#### Short problem
Write out each entry again. Keep every word exactly as it is.

#### Task inputs

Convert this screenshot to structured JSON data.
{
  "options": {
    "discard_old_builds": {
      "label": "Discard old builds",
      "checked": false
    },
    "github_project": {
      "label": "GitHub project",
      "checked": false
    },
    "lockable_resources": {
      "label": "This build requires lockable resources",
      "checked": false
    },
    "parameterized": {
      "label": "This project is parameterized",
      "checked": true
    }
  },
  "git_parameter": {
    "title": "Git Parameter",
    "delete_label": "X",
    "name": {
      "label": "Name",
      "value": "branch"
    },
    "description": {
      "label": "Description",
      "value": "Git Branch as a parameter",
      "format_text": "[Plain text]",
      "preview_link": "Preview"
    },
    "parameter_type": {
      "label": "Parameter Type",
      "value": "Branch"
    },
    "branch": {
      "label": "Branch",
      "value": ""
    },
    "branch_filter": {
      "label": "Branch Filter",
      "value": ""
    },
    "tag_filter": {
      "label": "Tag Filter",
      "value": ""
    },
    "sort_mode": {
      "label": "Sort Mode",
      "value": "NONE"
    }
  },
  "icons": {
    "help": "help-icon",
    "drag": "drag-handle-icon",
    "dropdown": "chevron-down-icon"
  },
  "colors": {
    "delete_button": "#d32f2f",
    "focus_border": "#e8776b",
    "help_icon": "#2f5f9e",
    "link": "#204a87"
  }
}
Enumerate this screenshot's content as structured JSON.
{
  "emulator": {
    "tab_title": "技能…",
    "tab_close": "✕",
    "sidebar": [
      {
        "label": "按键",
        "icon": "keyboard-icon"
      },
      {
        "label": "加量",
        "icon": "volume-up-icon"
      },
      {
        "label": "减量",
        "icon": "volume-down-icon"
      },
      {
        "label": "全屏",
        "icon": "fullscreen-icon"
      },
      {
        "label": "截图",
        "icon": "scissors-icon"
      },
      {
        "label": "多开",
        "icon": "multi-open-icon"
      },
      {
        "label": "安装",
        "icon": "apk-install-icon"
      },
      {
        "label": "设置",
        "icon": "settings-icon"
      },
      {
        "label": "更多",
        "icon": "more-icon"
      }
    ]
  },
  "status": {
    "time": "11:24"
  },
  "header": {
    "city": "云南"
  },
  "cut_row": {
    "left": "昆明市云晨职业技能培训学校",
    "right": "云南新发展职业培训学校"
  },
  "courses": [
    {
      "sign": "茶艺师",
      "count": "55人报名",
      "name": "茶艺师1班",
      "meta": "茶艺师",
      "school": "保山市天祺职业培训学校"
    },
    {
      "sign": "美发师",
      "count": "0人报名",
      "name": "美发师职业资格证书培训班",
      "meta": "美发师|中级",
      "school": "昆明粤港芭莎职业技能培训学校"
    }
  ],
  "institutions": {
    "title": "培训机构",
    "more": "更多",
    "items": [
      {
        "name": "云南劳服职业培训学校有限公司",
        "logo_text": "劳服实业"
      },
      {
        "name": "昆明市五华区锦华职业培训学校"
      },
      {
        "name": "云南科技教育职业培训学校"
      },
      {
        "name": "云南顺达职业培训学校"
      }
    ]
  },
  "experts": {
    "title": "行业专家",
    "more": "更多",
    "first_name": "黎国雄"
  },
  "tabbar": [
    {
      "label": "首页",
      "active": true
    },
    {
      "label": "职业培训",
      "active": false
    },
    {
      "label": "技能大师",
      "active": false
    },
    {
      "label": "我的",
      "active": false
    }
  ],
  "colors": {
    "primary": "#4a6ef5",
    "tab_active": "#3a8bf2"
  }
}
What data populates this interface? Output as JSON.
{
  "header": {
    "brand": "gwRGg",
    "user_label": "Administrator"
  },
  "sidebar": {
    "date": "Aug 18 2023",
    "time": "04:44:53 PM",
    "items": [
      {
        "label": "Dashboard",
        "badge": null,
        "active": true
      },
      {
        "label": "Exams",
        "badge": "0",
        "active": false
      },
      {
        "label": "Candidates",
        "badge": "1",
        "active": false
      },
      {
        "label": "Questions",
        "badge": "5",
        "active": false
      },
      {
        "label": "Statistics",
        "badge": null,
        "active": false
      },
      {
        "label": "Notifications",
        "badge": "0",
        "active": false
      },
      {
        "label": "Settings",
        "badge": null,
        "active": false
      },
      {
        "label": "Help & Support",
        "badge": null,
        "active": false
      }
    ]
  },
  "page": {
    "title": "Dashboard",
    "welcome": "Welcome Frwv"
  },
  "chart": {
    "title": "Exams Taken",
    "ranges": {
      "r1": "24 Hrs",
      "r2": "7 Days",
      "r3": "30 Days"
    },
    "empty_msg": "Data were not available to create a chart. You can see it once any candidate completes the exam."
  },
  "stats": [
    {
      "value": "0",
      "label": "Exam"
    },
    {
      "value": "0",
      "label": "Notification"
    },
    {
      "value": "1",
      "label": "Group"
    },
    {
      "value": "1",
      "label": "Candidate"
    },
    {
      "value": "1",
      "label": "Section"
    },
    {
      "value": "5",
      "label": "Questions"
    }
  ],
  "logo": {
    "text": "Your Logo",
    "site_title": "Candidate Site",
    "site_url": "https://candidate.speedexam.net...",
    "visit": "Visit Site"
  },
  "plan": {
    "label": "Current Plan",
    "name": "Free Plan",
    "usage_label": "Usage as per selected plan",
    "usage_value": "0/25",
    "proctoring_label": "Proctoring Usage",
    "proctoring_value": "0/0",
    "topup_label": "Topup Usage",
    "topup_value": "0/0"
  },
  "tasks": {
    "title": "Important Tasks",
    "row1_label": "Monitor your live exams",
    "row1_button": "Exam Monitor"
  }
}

#### Output for this exercise
Convert this screenshot to structured JSON data.
{
  "options": {
    "discard_old_builds": {
      "label": "Discard old builds",
      "checked": false
    },
    "github_project": {
      "label": "GitHub project",
      "checked": false
    },
    "lockable_resources": {
      "label": "This build requires lockable resources",
      "checked": false
    },
    "parameterized": {
      "label": "This project is parameterized",
      "checked": true
    }
  },
  "git_parameter": {
    "title": "Git Parameter",
    "delete_label": "X",
    "name": {
      "label": "Name",
      "value": "branch"
    },
    "description": {
      "label": "Description",
      "value": "Git Branch as a parameter",
      "format_text": "[Plain text]",
      "preview_link": "Preview"
    },
    "parameter_type": {
      "label": "Parameter Type",
      "value": "Branch"
    },
    "branch": {
      "label": "Branch",
      "value": ""
    },
    "branch_filter": {
      "label": "Branch Filter",
      "value": ""
    },
    "tag_filter": {
      "label": "Tag Filter",
      "value": ""
    },
    "sort_mode": {
      "label": "Sort Mode",
      "value": "NONE"
    }
  },
  "icons": {
    "help": "help-icon",
    "drag": "drag-handle-icon",
    "dropdown": "chevron-down-icon"
  },
  "colors": {
    "delete_button": "#d32f2f",
    "focus_border": "#e8776b",
    "help_icon": "#2f5f9e",
    "link": "#204a87"
  }
}
Enumerate this screenshot's content as structured JSON.
{
  "emulator": {
    "tab_title": "技能…",
    "tab_close": "✕",
    "sidebar": [
      {
        "label": "按键",
        "icon": "keyboard-icon"
      },
      {
        "label": "加量",
        "icon": "volume-up-icon"
      },
      {
        "label": "减量",
        "icon": "volume-down-icon"
      },
      {
        "label": "全屏",
        "icon": "fullscreen-icon"
      },
      {
        "label": "截图",
        "icon": "scissors-icon"
      },
      {
        "label": "多开",
        "icon": "multi-open-icon"
      },
      {
        "label": "安装",
        "icon": "apk-install-icon"
      },
      {
        "label": "设置",
        "icon": "settings-icon"
      },
      {
        "label": "更多",
        "icon": "more-icon"
      }
    ]
  },
  "status": {
    "time": "11:24"
  },
  "header": {
    "city": "云南"
  },
  "cut_row": {
    "left": "昆明市云晨职业技能培训学校",
    "right": "云南新发展职业培训学校"
  },
  "courses": [
    {
      "sign": "茶艺师",
      "count": "55人报名",
      "name": "茶艺师1班",
      "meta": "茶艺师",
      "school": "保山市天祺职业培训学校"
    },
    {
      "sign": "美发师",
      "count": "0人报名",
      "name": "美发师职业资格证书培训班",
      "meta": "美发师|中级",
      "school": "昆明粤港芭莎职业技能培训学校"
    }
  ],
  "institutions": {
    "title": "培训机构",
    "more": "更多",
    "items": [
      {
        "name": "云南劳服职业培训学校有限公司",
        "logo_text": "劳服实业"
      },
      {
        "name": "昆明市五华区锦华职业培训学校"
      },
      {
        "name": "云南科技教育职业培训学校"
      },
      {
        "name": "云南顺达职业培训学校"
      }
    ]
  },
  "experts": {
    "title": "行业专家",
    "more": "更多",
    "first_name": "黎国雄"
  },
  "tabbar": [
    {
      "label": "首页",
      "active": true
    },
    {
      "label": "职业培训",
      "active": false
    },
    {
      "label": "技能大师",
      "active": false
    },
    {
      "label": "我的",
      "active": false
    }
  ],
  "colors": {
    "primary": "#4a6ef5",
    "tab_active": "#3a8bf2"
  }
}
What data populates this interface? Output as JSON.
{
  "header": {
    "brand": "gwRGg",
    "user_label": "Administrator"
  },
  "sidebar": {
    "date": "Aug 18 2023",
    "time": "04:44:53 PM",
    "items": [
      {
        "label": "Dashboard",
        "badge": null,
        "active": true
      },
      {
        "label": "Exams",
        "badge": "0",
        "active": false
      },
      {
        "label": "Candidates",
        "badge": "1",
        "active": false
      },
      {
        "label": "Questions",
        "badge": "5",
        "active": false
      },
      {
        "label": "Statistics",
        "badge": null,
        "active": false
      },
      {
        "label": "Notifications",
        "badge": "0",
        "active": false
      },
      {
        "label": "Settings",
        "badge": null,
        "active": false
      },
      {
        "label": "Help & Support",
        "badge": null,
        "active": false
      }
    ]
  },
  "page": {
    "title": "Dashboard",
    "welcome": "Welcome Frwv"
  },
  "chart": {
    "title": "Exams Taken",
    "ranges": {
      "r1": "24 Hrs",
      "r2": "7 Days",
      "r3": "30 Days"
    },
    "empty_msg": "Data were not available to create a chart. You can see it once any candidate completes the exam."
  },
  "stats": [
    {
      "value": "0",
      "label": "Exam"
    },
    {
      "value": "0",
      "label": "Notification"
    },
    {
      "value": "1",
      "label": "Group"
    },
    {
      "value": "1",
      "label": "Candidate"
    },
    {
      "value": "1",
      "label": "Section"
    },
    {
      "value": "5",
      "label": "Questions"
    }
  ],
  "logo": {
    "text": "Your Logo",
    "site_title": "Candidate Site",
    "site_url": "https://candidate.speedexam.net...",
    "visit": "Visit Site"
  },
  "plan": {
    "label": "Current Plan",
    "name": "Free Plan",
    "usage_label": "Usage as per selected plan",
    "usage_value": "0/25",
    "proctoring_label": "Proctoring Usage",
    "proctoring_value": "0/0",
    "topup_label": "Topup Usage",
    "topup_value": "0/0"
  },
  "tasks": {
    "title": "Important Tasks",
    "row1_label": "Monitor your live exams",
    "row1_button": "Exam Monitor"
  }
}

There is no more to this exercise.